» Work to be completed: Please swap "rebar" for "steel-bar" in the lines starting at the one containing "nut-cavity [666,153,824,513]" and ending at the one containing "dim20-node-2 [1119,154,1135,170]", and return only those lines with everything else left as it is.

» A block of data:
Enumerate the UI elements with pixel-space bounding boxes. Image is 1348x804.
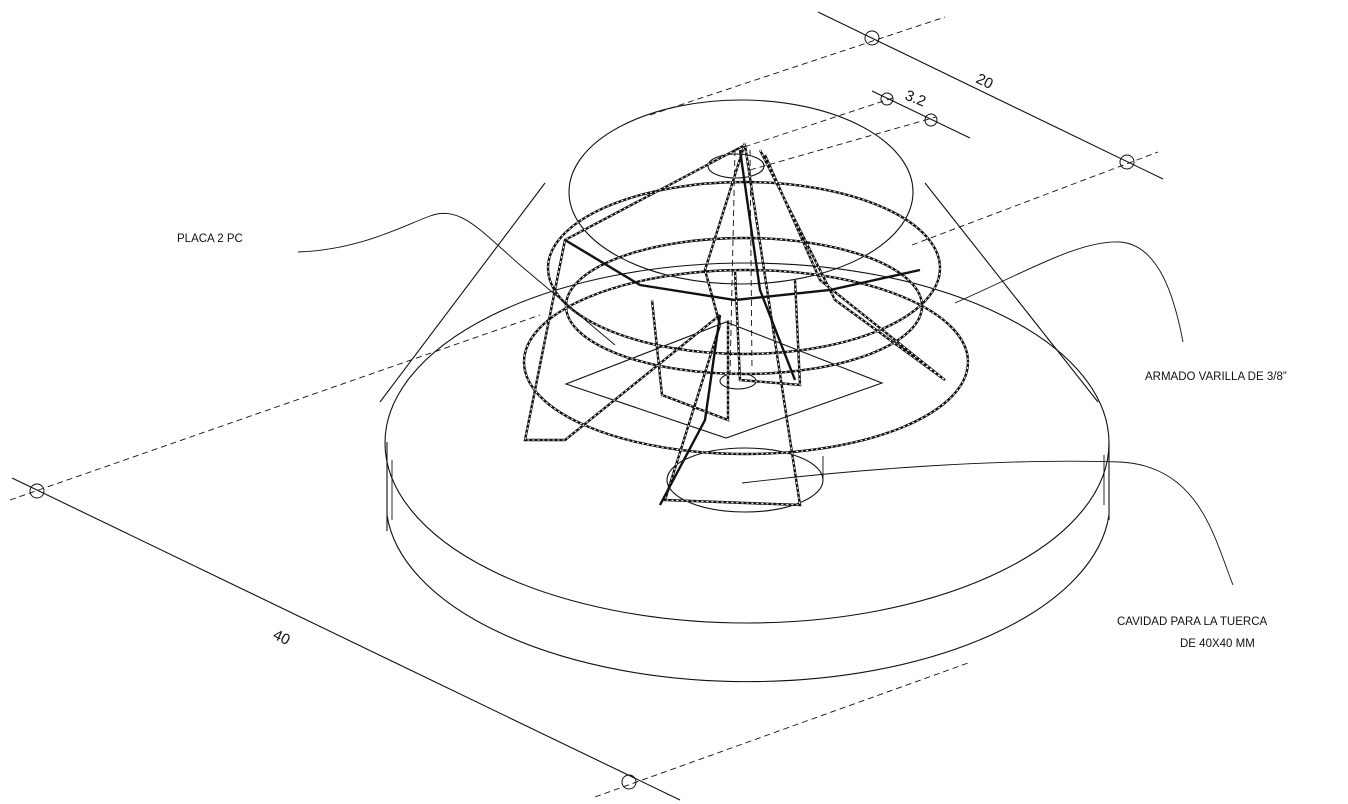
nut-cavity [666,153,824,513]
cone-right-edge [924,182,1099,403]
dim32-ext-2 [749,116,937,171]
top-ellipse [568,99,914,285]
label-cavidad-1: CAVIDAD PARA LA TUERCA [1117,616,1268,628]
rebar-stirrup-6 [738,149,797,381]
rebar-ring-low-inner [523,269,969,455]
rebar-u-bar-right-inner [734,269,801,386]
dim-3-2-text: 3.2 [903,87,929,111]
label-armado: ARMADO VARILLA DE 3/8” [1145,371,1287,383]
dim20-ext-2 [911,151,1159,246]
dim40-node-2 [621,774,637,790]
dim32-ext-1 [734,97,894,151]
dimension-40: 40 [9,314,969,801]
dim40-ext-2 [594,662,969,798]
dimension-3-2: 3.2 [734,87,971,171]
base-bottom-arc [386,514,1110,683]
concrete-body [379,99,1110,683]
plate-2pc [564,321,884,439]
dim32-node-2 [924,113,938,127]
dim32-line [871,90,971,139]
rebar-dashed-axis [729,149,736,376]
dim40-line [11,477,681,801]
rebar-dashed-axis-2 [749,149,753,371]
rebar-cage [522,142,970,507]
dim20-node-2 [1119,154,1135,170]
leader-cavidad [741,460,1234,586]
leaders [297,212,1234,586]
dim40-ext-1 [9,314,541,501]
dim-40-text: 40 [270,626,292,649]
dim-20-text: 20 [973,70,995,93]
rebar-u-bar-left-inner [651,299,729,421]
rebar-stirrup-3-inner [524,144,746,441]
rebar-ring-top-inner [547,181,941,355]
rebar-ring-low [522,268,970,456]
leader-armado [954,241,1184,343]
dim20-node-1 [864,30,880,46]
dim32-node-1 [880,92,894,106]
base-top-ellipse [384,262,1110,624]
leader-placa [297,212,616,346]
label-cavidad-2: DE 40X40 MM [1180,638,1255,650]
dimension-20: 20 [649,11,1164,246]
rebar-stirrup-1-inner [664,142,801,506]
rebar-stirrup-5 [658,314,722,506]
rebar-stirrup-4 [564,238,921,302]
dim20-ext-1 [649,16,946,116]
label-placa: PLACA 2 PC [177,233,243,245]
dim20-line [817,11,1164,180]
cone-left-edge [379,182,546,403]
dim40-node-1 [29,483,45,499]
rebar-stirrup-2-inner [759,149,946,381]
---
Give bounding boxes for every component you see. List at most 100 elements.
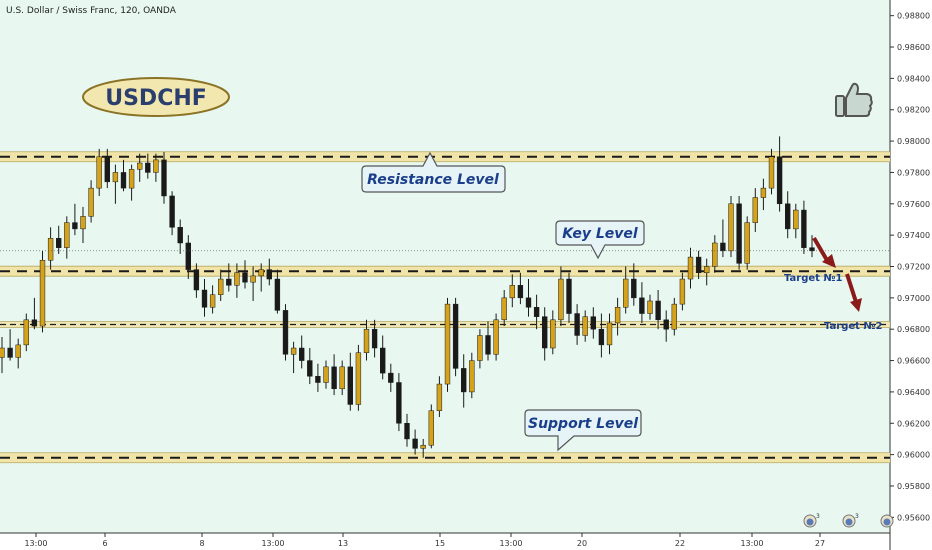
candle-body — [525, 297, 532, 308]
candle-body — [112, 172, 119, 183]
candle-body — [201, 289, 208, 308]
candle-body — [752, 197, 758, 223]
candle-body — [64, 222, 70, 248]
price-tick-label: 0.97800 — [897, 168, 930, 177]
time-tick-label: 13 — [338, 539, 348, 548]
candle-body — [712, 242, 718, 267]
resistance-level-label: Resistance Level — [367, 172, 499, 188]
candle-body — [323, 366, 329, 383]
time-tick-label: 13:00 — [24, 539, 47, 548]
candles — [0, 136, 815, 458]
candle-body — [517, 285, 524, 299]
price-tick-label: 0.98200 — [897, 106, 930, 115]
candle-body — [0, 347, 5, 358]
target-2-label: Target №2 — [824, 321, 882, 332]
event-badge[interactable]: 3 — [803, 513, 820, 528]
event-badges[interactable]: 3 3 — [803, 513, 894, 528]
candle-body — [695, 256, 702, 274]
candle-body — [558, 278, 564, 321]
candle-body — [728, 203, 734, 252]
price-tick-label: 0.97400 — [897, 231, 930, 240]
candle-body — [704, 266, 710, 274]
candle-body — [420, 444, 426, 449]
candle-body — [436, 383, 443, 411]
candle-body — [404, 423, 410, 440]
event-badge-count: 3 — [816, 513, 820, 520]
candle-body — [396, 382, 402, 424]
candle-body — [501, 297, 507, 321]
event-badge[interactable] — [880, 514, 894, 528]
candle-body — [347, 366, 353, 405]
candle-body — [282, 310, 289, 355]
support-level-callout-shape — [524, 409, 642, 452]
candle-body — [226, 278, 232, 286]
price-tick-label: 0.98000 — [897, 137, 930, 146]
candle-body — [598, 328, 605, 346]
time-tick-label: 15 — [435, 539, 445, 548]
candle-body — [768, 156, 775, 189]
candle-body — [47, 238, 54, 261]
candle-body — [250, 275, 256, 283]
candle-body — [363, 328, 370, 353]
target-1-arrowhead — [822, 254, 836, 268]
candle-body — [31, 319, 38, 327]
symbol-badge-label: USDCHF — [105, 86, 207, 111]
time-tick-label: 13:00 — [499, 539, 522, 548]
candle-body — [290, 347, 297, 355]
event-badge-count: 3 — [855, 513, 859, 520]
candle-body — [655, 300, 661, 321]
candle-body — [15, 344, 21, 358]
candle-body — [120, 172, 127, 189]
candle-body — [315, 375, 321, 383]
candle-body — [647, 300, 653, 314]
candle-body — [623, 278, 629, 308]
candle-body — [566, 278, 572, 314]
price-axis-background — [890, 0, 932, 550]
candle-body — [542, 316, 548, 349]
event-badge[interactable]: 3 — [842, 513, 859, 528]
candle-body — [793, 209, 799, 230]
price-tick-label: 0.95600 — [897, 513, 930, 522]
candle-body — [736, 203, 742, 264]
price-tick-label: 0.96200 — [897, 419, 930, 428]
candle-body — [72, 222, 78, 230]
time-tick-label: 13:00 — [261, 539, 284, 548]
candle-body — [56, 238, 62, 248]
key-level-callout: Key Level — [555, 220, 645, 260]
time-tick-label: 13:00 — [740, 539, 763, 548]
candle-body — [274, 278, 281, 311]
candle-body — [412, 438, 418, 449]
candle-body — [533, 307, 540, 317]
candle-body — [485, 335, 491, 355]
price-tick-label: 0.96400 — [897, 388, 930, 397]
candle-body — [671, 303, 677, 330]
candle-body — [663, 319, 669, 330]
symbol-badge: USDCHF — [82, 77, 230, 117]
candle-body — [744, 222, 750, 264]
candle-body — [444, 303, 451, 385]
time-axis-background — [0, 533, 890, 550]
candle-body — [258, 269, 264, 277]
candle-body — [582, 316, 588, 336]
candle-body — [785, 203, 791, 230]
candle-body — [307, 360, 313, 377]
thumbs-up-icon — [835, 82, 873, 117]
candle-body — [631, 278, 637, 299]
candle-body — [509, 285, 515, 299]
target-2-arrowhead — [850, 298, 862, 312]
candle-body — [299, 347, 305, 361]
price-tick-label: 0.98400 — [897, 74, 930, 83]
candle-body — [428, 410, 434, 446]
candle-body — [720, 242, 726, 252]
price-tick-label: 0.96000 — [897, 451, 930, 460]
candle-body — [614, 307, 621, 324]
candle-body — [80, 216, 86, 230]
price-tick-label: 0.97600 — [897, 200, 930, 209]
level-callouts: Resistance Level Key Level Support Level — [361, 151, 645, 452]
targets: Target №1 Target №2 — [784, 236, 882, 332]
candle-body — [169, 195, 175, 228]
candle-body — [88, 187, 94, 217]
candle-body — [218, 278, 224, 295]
* * *
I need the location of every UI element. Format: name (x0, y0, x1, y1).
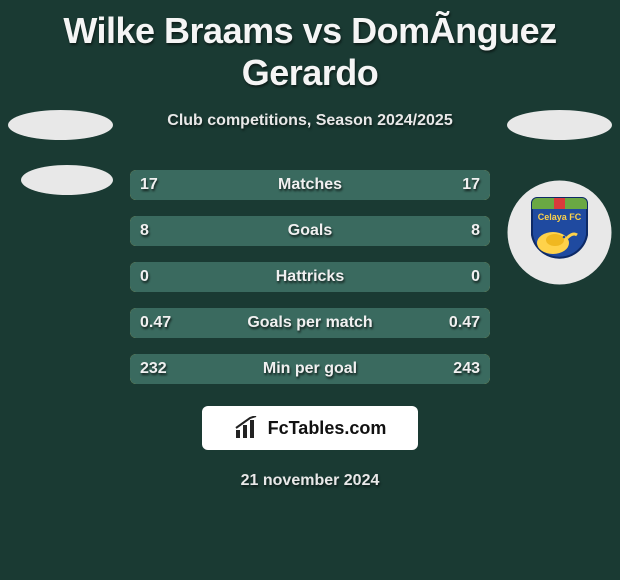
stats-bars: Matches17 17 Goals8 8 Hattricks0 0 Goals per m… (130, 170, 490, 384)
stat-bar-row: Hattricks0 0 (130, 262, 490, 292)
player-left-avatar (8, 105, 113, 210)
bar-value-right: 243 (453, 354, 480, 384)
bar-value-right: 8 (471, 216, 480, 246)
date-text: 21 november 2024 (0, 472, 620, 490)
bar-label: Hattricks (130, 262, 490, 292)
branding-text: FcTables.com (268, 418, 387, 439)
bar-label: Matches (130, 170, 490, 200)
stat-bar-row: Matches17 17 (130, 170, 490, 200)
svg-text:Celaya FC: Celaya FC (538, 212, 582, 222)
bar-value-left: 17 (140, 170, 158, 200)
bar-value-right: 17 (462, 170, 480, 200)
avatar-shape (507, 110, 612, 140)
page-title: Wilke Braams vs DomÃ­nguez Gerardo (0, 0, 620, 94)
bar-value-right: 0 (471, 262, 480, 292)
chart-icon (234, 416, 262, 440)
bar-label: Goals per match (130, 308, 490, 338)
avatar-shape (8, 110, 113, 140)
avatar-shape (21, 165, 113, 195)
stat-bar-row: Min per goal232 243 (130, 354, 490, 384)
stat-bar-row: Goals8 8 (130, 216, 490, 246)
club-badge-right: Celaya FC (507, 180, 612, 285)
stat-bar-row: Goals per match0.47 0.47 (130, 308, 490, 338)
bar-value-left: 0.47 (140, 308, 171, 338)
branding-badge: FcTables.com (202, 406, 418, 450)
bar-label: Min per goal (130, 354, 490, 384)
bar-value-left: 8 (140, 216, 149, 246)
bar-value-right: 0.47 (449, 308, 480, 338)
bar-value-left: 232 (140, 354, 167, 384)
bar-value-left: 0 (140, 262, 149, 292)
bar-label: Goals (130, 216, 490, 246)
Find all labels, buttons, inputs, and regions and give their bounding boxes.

» The solution:
nut-cavity [666,153,824,513]
cone-right-edge [924,182,1099,403]
dim32-ext-2 [749,116,937,171]
top-ellipse [568,99,914,285]
label-cavidad-1: CAVIDAD PARA LA TUERCA [1117,616,1268,628]
steel-bar-stirrup-6 [738,149,797,381]
steel-bar-ring-low-inner [523,269,969,455]
steel-bar-u-bar-right-inner [734,269,801,386]
dim-3-2-text: 3.2 [903,87,929,111]
label-armado: ARMADO VARILLA DE 3/8” [1145,371,1287,383]
dim20-ext-2 [911,151,1159,246]
dim40-node-2 [621,774,637,790]
dim32-ext-1 [734,97,894,151]
dimension-40: 40 [9,314,969,801]
dim40-ext-2 [594,662,969,798]
dimension-3-2: 3.2 [734,87,971,171]
base-bottom-arc [386,514,1110,683]
concrete-body [379,99,1110,683]
plate-2pc [564,321,884,439]
dim32-node-2 [924,113,938,127]
dim32-line [871,90,971,139]
steel-bar-dashed-axis [729,149,736,376]
dim40-line [11,477,681,801]
steel-bar-dashed-axis-2 [749,149,753,371]
steel-bar-cage [522,142,970,507]
dim20-node-2 [1119,154,1135,170]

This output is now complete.